PROBLEM REQUIREMENTS — Lines before the one containing "What text is on this page?" are left out; copy that line and every later line through the end of the data exactly.

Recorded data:
—————

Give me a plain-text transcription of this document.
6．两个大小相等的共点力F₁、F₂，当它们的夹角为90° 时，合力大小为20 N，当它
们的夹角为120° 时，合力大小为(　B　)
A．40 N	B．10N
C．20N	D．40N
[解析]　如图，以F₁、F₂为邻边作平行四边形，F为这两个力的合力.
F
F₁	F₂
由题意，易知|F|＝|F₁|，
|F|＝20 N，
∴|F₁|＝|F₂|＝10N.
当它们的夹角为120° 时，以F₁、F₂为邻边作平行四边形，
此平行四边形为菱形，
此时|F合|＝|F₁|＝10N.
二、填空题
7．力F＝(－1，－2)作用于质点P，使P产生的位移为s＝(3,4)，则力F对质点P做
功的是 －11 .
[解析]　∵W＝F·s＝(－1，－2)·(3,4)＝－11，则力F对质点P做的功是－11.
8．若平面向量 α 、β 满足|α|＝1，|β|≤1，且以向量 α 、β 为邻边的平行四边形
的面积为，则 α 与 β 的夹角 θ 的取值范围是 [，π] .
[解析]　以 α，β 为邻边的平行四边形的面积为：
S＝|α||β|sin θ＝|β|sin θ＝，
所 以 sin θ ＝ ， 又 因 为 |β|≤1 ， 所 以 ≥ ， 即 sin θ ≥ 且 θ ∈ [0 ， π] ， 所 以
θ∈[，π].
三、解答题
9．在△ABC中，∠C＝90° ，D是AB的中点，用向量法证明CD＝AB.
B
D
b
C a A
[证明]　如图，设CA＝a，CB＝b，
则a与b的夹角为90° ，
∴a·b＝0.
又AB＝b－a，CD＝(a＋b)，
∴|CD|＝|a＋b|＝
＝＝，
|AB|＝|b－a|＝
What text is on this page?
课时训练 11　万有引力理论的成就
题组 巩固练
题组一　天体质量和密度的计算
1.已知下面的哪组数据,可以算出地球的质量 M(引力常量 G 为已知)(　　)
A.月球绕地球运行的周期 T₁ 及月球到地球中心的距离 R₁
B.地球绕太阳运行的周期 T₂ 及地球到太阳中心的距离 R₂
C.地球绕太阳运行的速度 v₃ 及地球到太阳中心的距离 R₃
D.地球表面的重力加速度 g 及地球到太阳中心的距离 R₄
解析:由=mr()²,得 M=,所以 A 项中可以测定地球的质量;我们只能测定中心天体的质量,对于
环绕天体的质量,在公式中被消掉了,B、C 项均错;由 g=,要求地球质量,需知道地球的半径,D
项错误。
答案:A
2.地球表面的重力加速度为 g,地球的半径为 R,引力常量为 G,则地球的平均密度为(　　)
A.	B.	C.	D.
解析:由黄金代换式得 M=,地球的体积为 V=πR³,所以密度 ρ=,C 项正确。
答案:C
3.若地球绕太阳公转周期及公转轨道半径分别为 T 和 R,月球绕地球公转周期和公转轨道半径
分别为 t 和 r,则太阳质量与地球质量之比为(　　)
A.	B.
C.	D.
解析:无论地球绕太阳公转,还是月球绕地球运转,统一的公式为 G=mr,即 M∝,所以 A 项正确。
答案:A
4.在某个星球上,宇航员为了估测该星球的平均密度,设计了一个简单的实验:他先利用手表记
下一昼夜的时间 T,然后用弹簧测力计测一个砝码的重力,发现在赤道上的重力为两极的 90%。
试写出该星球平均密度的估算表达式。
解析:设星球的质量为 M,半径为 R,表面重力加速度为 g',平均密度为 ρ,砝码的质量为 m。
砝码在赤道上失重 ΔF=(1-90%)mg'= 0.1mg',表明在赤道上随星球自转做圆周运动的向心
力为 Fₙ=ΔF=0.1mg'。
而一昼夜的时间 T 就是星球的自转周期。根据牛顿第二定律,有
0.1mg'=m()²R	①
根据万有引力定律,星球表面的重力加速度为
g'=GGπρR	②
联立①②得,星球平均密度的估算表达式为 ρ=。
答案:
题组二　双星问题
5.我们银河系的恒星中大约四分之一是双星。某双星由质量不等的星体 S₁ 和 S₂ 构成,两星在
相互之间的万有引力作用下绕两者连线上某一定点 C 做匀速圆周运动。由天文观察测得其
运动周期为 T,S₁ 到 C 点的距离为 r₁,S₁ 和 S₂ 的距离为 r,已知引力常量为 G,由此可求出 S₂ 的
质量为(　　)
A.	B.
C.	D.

—————

RESPONSE TO THE TASK —
What text is on this page?
课时训练 11　万有引力理论的成就
题组 巩固练
题组一　天体质量和密度的计算
1.已知下面的哪组数据,可以算出地球的质量 M(引力常量 G 为已知)(　　)
A.月球绕地球运行的周期 T₁ 及月球到地球中心的距离 R₁
B.地球绕太阳运行的周期 T₂ 及地球到太阳中心的距离 R₂
C.地球绕太阳运行的速度 v₃ 及地球到太阳中心的距离 R₃
D.地球表面的重力加速度 g 及地球到太阳中心的距离 R₄
解析:由=mr()²,得 M=,所以 A 项中可以测定地球的质量;我们只能测定中心天体的质量,对于
环绕天体的质量,在公式中被消掉了,B、C 项均错;由 g=,要求地球质量,需知道地球的半径,D
项错误。
答案:A
2.地球表面的重力加速度为 g,地球的半径为 R,引力常量为 G,则地球的平均密度为(　　)
A.	B.	C.	D.
解析:由黄金代换式得 M=,地球的体积为 V=πR³,所以密度 ρ=,C 项正确。
答案:C
3.若地球绕太阳公转周期及公转轨道半径分别为 T 和 R,月球绕地球公转周期和公转轨道半径
分别为 t 和 r,则太阳质量与地球质量之比为(　　)
A.	B.
C.	D.
解析:无论地球绕太阳公转,还是月球绕地球运转,统一的公式为 G=mr,即 M∝,所以 A 项正确。
答案:A
4.在某个星球上,宇航员为了估测该星球的平均密度,设计了一个简单的实验:他先利用手表记
下一昼夜的时间 T,然后用弹簧测力计测一个砝码的重力,发现在赤道上的重力为两极的 90%。
试写出该星球平均密度的估算表达式。
解析:设星球的质量为 M,半径为 R,表面重力加速度为 g',平均密度为 ρ,砝码的质量为 m。
砝码在赤道上失重 ΔF=(1-90%)mg'= 0.1mg',表明在赤道上随星球自转做圆周运动的向心
力为 Fₙ=ΔF=0.1mg'。
而一昼夜的时间 T 就是星球的自转周期。根据牛顿第二定律,有
0.1mg'=m()²R	①
根据万有引力定律,星球表面的重力加速度为
g'=GGπρR	②
联立①②得,星球平均密度的估算表达式为 ρ=。
答案:
题组二　双星问题
5.我们银河系的恒星中大约四分之一是双星。某双星由质量不等的星体 S₁ 和 S₂ 构成,两星在
相互之间的万有引力作用下绕两者连线上某一定点 C 做匀速圆周运动。由天文观察测得其
运动周期为 T,S₁ 到 C 点的距离为 r₁,S₁ 和 S₂ 的距离为 r,已知引力常量为 G,由此可求出 S₂ 的
质量为(　　)
A.	B.
C.	D.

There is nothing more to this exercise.